# Exercise material

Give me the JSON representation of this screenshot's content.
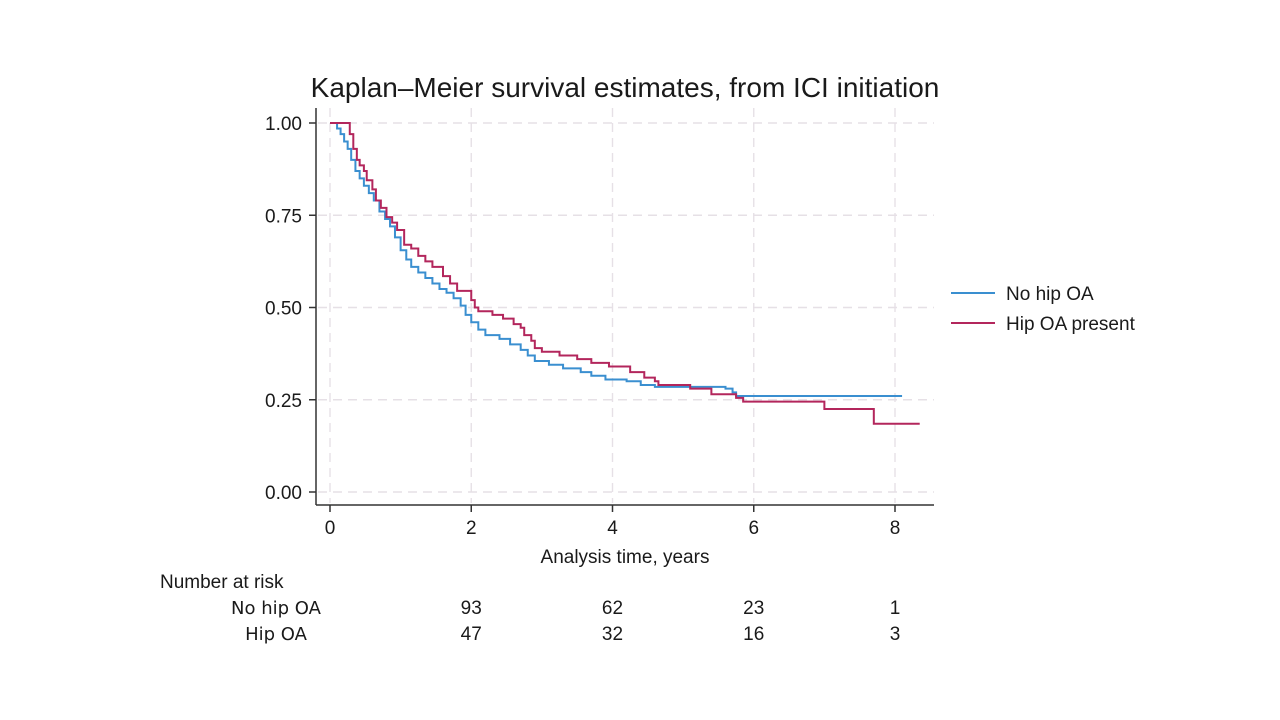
{
  "chart_data": {
    "type": "line",
    "subtype": "kaplan-meier step",
    "title": "Kaplan–Meier survival estimates, from ICI initiation",
    "xlabel": "Analysis time, years",
    "ylabel": "",
    "xlim": [
      0,
      8.5
    ],
    "ylim": [
      0,
      1
    ],
    "x_ticks": [
      0,
      2,
      4,
      6,
      8
    ],
    "x_tick_labels": [
      "0",
      "2",
      "4",
      "6",
      "8"
    ],
    "y_ticks": [
      0,
      0.25,
      0.5,
      0.75,
      1
    ],
    "y_tick_labels": [
      "0.00",
      "0.25",
      "0.50",
      "0.75",
      "1.00"
    ],
    "grid": true,
    "legend_position": "right",
    "series": [
      {
        "name": "No hip OA",
        "color": "#3a8fd0",
        "points": [
          [
            0,
            1.0
          ],
          [
            0.07,
            1.0
          ],
          [
            0.1,
            0.985
          ],
          [
            0.15,
            0.97
          ],
          [
            0.2,
            0.95
          ],
          [
            0.25,
            0.93
          ],
          [
            0.3,
            0.9
          ],
          [
            0.36,
            0.87
          ],
          [
            0.42,
            0.85
          ],
          [
            0.48,
            0.83
          ],
          [
            0.55,
            0.81
          ],
          [
            0.62,
            0.79
          ],
          [
            0.7,
            0.76
          ],
          [
            0.78,
            0.74
          ],
          [
            0.85,
            0.72
          ],
          [
            0.92,
            0.69
          ],
          [
            1.0,
            0.655
          ],
          [
            1.08,
            0.63
          ],
          [
            1.15,
            0.61
          ],
          [
            1.25,
            0.595
          ],
          [
            1.35,
            0.58
          ],
          [
            1.45,
            0.565
          ],
          [
            1.55,
            0.55
          ],
          [
            1.65,
            0.54
          ],
          [
            1.75,
            0.525
          ],
          [
            1.85,
            0.505
          ],
          [
            1.92,
            0.48
          ],
          [
            2.0,
            0.46
          ],
          [
            2.1,
            0.44
          ],
          [
            2.2,
            0.425
          ],
          [
            2.4,
            0.415
          ],
          [
            2.55,
            0.4
          ],
          [
            2.7,
            0.385
          ],
          [
            2.8,
            0.37
          ],
          [
            2.9,
            0.355
          ],
          [
            3.1,
            0.345
          ],
          [
            3.3,
            0.335
          ],
          [
            3.55,
            0.325
          ],
          [
            3.7,
            0.315
          ],
          [
            3.9,
            0.305
          ],
          [
            4.2,
            0.3
          ],
          [
            4.4,
            0.29
          ],
          [
            4.6,
            0.285
          ],
          [
            5.6,
            0.28
          ],
          [
            5.7,
            0.27
          ],
          [
            5.75,
            0.26
          ],
          [
            8.1,
            0.26
          ]
        ]
      },
      {
        "name": "Hip OA present",
        "color": "#b3265c",
        "points": [
          [
            0,
            1.0
          ],
          [
            0.26,
            1.0
          ],
          [
            0.28,
            0.97
          ],
          [
            0.33,
            0.93
          ],
          [
            0.38,
            0.9
          ],
          [
            0.42,
            0.885
          ],
          [
            0.48,
            0.87
          ],
          [
            0.52,
            0.845
          ],
          [
            0.6,
            0.82
          ],
          [
            0.65,
            0.79
          ],
          [
            0.72,
            0.77
          ],
          [
            0.8,
            0.745
          ],
          [
            0.88,
            0.73
          ],
          [
            0.95,
            0.71
          ],
          [
            1.05,
            0.67
          ],
          [
            1.15,
            0.66
          ],
          [
            1.25,
            0.64
          ],
          [
            1.35,
            0.625
          ],
          [
            1.45,
            0.61
          ],
          [
            1.6,
            0.585
          ],
          [
            1.7,
            0.565
          ],
          [
            1.8,
            0.545
          ],
          [
            2.0,
            0.52
          ],
          [
            2.05,
            0.5
          ],
          [
            2.1,
            0.49
          ],
          [
            2.3,
            0.48
          ],
          [
            2.45,
            0.47
          ],
          [
            2.6,
            0.455
          ],
          [
            2.7,
            0.445
          ],
          [
            2.75,
            0.425
          ],
          [
            2.85,
            0.41
          ],
          [
            2.9,
            0.39
          ],
          [
            3.0,
            0.38
          ],
          [
            3.25,
            0.37
          ],
          [
            3.5,
            0.36
          ],
          [
            3.7,
            0.35
          ],
          [
            3.95,
            0.34
          ],
          [
            4.25,
            0.325
          ],
          [
            4.45,
            0.31
          ],
          [
            4.6,
            0.3
          ],
          [
            4.65,
            0.29
          ],
          [
            5.1,
            0.28
          ],
          [
            5.4,
            0.265
          ],
          [
            5.75,
            0.255
          ],
          [
            5.85,
            0.245
          ],
          [
            7.0,
            0.245
          ],
          [
            7.0,
            0.225
          ],
          [
            7.7,
            0.225
          ],
          [
            7.7,
            0.185
          ],
          [
            8.35,
            0.185
          ]
        ]
      }
    ],
    "number_at_risk": {
      "title": "Number at risk",
      "times": [
        2,
        4,
        6,
        8
      ],
      "rows": [
        {
          "label": "No hip OA",
          "values": [
            "93",
            "62",
            "23",
            "1"
          ]
        },
        {
          "label": "Hip OA",
          "values": [
            "47",
            "32",
            "16",
            "3"
          ]
        }
      ]
    }
  }
}
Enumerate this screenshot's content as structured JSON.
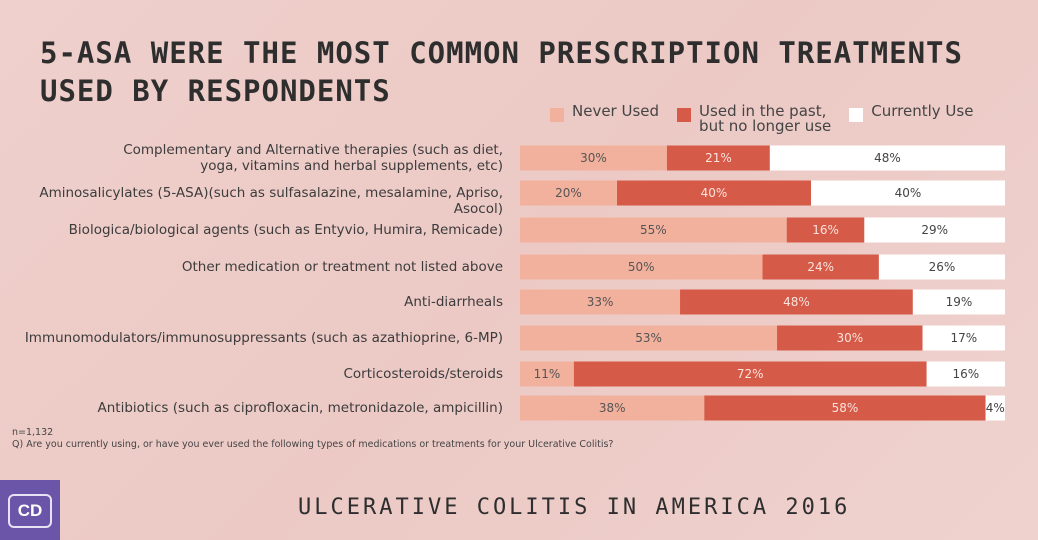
{
  "title": "5-ASA were the most common prescription treatments used by respondents",
  "colors": {
    "never": "#f2b19d",
    "past": "#d55a47",
    "current": "#ffffff",
    "background": "#eecfcb",
    "logo": "#6a55a8"
  },
  "chart_data": {
    "type": "bar",
    "orientation": "horizontal-stacked-100",
    "categories": [
      "Complementary and Alternative therapies (such as diet,\nyoga, vitamins and herbal supplements, etc)",
      "Aminosalicylates (5-ASA)(such as sulfasalazine, mesalamine, Apriso, Asocol)",
      "Biologica/biological agents (such as Entyvio, Humira, Remicade)",
      "Other medication or treatment not listed above",
      "Anti-diarrheals",
      "Immunomodulators/immunosuppressants (such as azathioprine, 6-MP)",
      "Corticosteroids/steroids",
      "Antibiotics (such as ciprofloxacin, metronidazole, ampicillin)"
    ],
    "series": [
      {
        "name": "Never Used",
        "values": [
          30,
          20,
          55,
          50,
          33,
          53,
          11,
          38
        ]
      },
      {
        "name": "Used in the past,\nbut no longer use",
        "values": [
          21,
          40,
          16,
          24,
          48,
          30,
          72,
          58
        ]
      },
      {
        "name": "Currently Use",
        "values": [
          48,
          40,
          29,
          26,
          19,
          17,
          16,
          4
        ]
      }
    ],
    "unit": "%",
    "legend": "top-right",
    "grid": false
  },
  "notes": {
    "n": "n=1,132",
    "question": "Q) Are you currently using, or have you ever used the following types of medications or treatments for your Ulcerative Colitis?"
  },
  "footer": "Ulcerative Colitis in America 2016",
  "logo": {
    "text": "CD"
  }
}
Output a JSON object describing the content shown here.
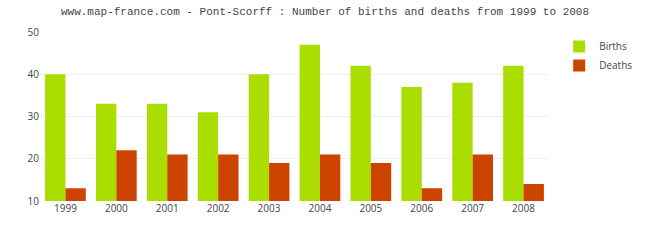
{
  "chart_data": {
    "type": "bar",
    "title": "www.map-france.com - Pont-Scorff : Number of births and deaths from 1999 to 2008",
    "categories": [
      "1999",
      "2000",
      "2001",
      "2002",
      "2003",
      "2004",
      "2005",
      "2006",
      "2007",
      "2008"
    ],
    "series": [
      {
        "name": "Births",
        "color": "#aadd00",
        "values": [
          40,
          33,
          33,
          31,
          40,
          47,
          42,
          37,
          38,
          42
        ]
      },
      {
        "name": "Deaths",
        "color": "#cc4400",
        "values": [
          13,
          22,
          21,
          21,
          19,
          21,
          19,
          13,
          21,
          14
        ]
      }
    ],
    "ylim": [
      10,
      50
    ],
    "yticks": [
      10,
      20,
      30,
      40,
      50
    ],
    "grid": true,
    "legend": "upper right"
  }
}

# Do this
Omit each picture, then return all of the listing exactly as it stands.

# Solution for this problem
Give me the JSON representation of this screenshot's content.
{
  "chart_data": {
    "type": "line",
    "subtype": "kaplan-meier step",
    "title": "Kaplan–Meier survival estimates, from ICI initiation",
    "xlabel": "Analysis time, years",
    "ylabel": "",
    "xlim": [
      0,
      8.5
    ],
    "ylim": [
      0,
      1
    ],
    "x_ticks": [
      0,
      2,
      4,
      6,
      8
    ],
    "x_tick_labels": [
      "0",
      "2",
      "4",
      "6",
      "8"
    ],
    "y_ticks": [
      0,
      0.25,
      0.5,
      0.75,
      1
    ],
    "y_tick_labels": [
      "0.00",
      "0.25",
      "0.50",
      "0.75",
      "1.00"
    ],
    "grid": true,
    "legend_position": "right",
    "series": [
      {
        "name": "No hip OA",
        "color": "#3a8fd0",
        "points": [
          [
            0,
            1.0
          ],
          [
            0.07,
            1.0
          ],
          [
            0.1,
            0.985
          ],
          [
            0.15,
            0.97
          ],
          [
            0.2,
            0.95
          ],
          [
            0.25,
            0.93
          ],
          [
            0.3,
            0.9
          ],
          [
            0.36,
            0.87
          ],
          [
            0.42,
            0.85
          ],
          [
            0.48,
            0.83
          ],
          [
            0.55,
            0.81
          ],
          [
            0.62,
            0.79
          ],
          [
            0.7,
            0.76
          ],
          [
            0.78,
            0.74
          ],
          [
            0.85,
            0.72
          ],
          [
            0.92,
            0.69
          ],
          [
            1.0,
            0.655
          ],
          [
            1.08,
            0.63
          ],
          [
            1.15,
            0.61
          ],
          [
            1.25,
            0.595
          ],
          [
            1.35,
            0.58
          ],
          [
            1.45,
            0.565
          ],
          [
            1.55,
            0.55
          ],
          [
            1.65,
            0.54
          ],
          [
            1.75,
            0.525
          ],
          [
            1.85,
            0.505
          ],
          [
            1.92,
            0.48
          ],
          [
            2.0,
            0.46
          ],
          [
            2.1,
            0.44
          ],
          [
            2.2,
            0.425
          ],
          [
            2.4,
            0.415
          ],
          [
            2.55,
            0.4
          ],
          [
            2.7,
            0.385
          ],
          [
            2.8,
            0.37
          ],
          [
            2.9,
            0.355
          ],
          [
            3.1,
            0.345
          ],
          [
            3.3,
            0.335
          ],
          [
            3.55,
            0.325
          ],
          [
            3.7,
            0.315
          ],
          [
            3.9,
            0.305
          ],
          [
            4.2,
            0.3
          ],
          [
            4.4,
            0.29
          ],
          [
            4.6,
            0.285
          ],
          [
            5.6,
            0.28
          ],
          [
            5.7,
            0.27
          ],
          [
            5.75,
            0.26
          ],
          [
            8.1,
            0.26
          ]
        ]
      },
      {
        "name": "Hip OA present",
        "color": "#b3265c",
        "points": [
          [
            0,
            1.0
          ],
          [
            0.26,
            1.0
          ],
          [
            0.28,
            0.97
          ],
          [
            0.33,
            0.93
          ],
          [
            0.38,
            0.9
          ],
          [
            0.42,
            0.885
          ],
          [
            0.48,
            0.87
          ],
          [
            0.52,
            0.845
          ],
          [
            0.6,
            0.82
          ],
          [
            0.65,
            0.79
          ],
          [
            0.72,
            0.77
          ],
          [
            0.8,
            0.745
          ],
          [
            0.88,
            0.73
          ],
          [
            0.95,
            0.71
          ],
          [
            1.05,
            0.67
          ],
          [
            1.15,
            0.66
          ],
          [
            1.25,
            0.64
          ],
          [
            1.35,
            0.625
          ],
          [
            1.45,
            0.61
          ],
          [
            1.6,
            0.585
          ],
          [
            1.7,
            0.565
          ],
          [
            1.8,
            0.545
          ],
          [
            2.0,
            0.52
          ],
          [
            2.05,
            0.5
          ],
          [
            2.1,
            0.49
          ],
          [
            2.3,
            0.48
          ],
          [
            2.45,
            0.47
          ],
          [
            2.6,
            0.455
          ],
          [
            2.7,
            0.445
          ],
          [
            2.75,
            0.425
          ],
          [
            2.85,
            0.41
          ],
          [
            2.9,
            0.39
          ],
          [
            3.0,
            0.38
          ],
          [
            3.25,
            0.37
          ],
          [
            3.5,
            0.36
          ],
          [
            3.7,
            0.35
          ],
          [
            3.95,
            0.34
          ],
          [
            4.25,
            0.325
          ],
          [
            4.45,
            0.31
          ],
          [
            4.6,
            0.3
          ],
          [
            4.65,
            0.29
          ],
          [
            5.1,
            0.28
          ],
          [
            5.4,
            0.265
          ],
          [
            5.75,
            0.255
          ],
          [
            5.85,
            0.245
          ],
          [
            7.0,
            0.245
          ],
          [
            7.0,
            0.225
          ],
          [
            7.7,
            0.225
          ],
          [
            7.7,
            0.185
          ],
          [
            8.35,
            0.185
          ]
        ]
      }
    ],
    "number_at_risk": {
      "title": "Number at risk",
      "times": [
        2,
        4,
        6,
        8
      ],
      "rows": [
        {
          "label": "No hip OA",
          "values": [
            "93",
            "62",
            "23",
            "1"
          ]
        },
        {
          "label": "Hip OA",
          "values": [
            "47",
            "32",
            "16",
            "3"
          ]
        }
      ]
    }
  }
}
Enumerate this screenshot's content as structured JSON.
{
  "title": "5-ASA were the most common prescription treatments used by respondents",
  "colors": {
    "never": "#f2b19d",
    "past": "#d55a47",
    "current": "#ffffff",
    "background": "#eecfcb",
    "logo": "#6a55a8"
  },
  "chart_data": {
    "type": "bar",
    "orientation": "horizontal-stacked-100",
    "categories": [
      "Complementary and Alternative therapies (such as diet,\nyoga, vitamins and herbal supplements, etc)",
      "Aminosalicylates (5-ASA)(such as sulfasalazine, mesalamine, Apriso, Asocol)",
      "Biologica/biological agents (such as Entyvio, Humira, Remicade)",
      "Other medication or treatment not listed above",
      "Anti-diarrheals",
      "Immunomodulators/immunosuppressants (such as azathioprine, 6-MP)",
      "Corticosteroids/steroids",
      "Antibiotics (such as ciprofloxacin, metronidazole, ampicillin)"
    ],
    "series": [
      {
        "name": "Never Used",
        "values": [
          30,
          20,
          55,
          50,
          33,
          53,
          11,
          38
        ]
      },
      {
        "name": "Used in the past,\nbut no longer use",
        "values": [
          21,
          40,
          16,
          24,
          48,
          30,
          72,
          58
        ]
      },
      {
        "name": "Currently Use",
        "values": [
          48,
          40,
          29,
          26,
          19,
          17,
          16,
          4
        ]
      }
    ],
    "unit": "%",
    "legend": "top-right",
    "grid": false
  },
  "notes": {
    "n": "n=1,132",
    "question": "Q) Are you currently using, or have you ever used the following types of medications or treatments for your Ulcerative Colitis?"
  },
  "footer": "Ulcerative Colitis in America 2016",
  "logo": {
    "text": "CD"
  }
}
Output a JSON object describing the content shown here.
{
  "chart_data": {
    "type": "bar",
    "title": "www.map-france.com - Pont-Scorff : Number of births and deaths from 1999 to 2008",
    "categories": [
      "1999",
      "2000",
      "2001",
      "2002",
      "2003",
      "2004",
      "2005",
      "2006",
      "2007",
      "2008"
    ],
    "series": [
      {
        "name": "Births",
        "color": "#aadd00",
        "values": [
          40,
          33,
          33,
          31,
          40,
          47,
          42,
          37,
          38,
          42
        ]
      },
      {
        "name": "Deaths",
        "color": "#cc4400",
        "values": [
          13,
          22,
          21,
          21,
          19,
          21,
          19,
          13,
          21,
          14
        ]
      }
    ],
    "ylim": [
      10,
      50
    ],
    "yticks": [
      10,
      20,
      30,
      40,
      50
    ],
    "grid": true,
    "legend": "upper right"
  }
}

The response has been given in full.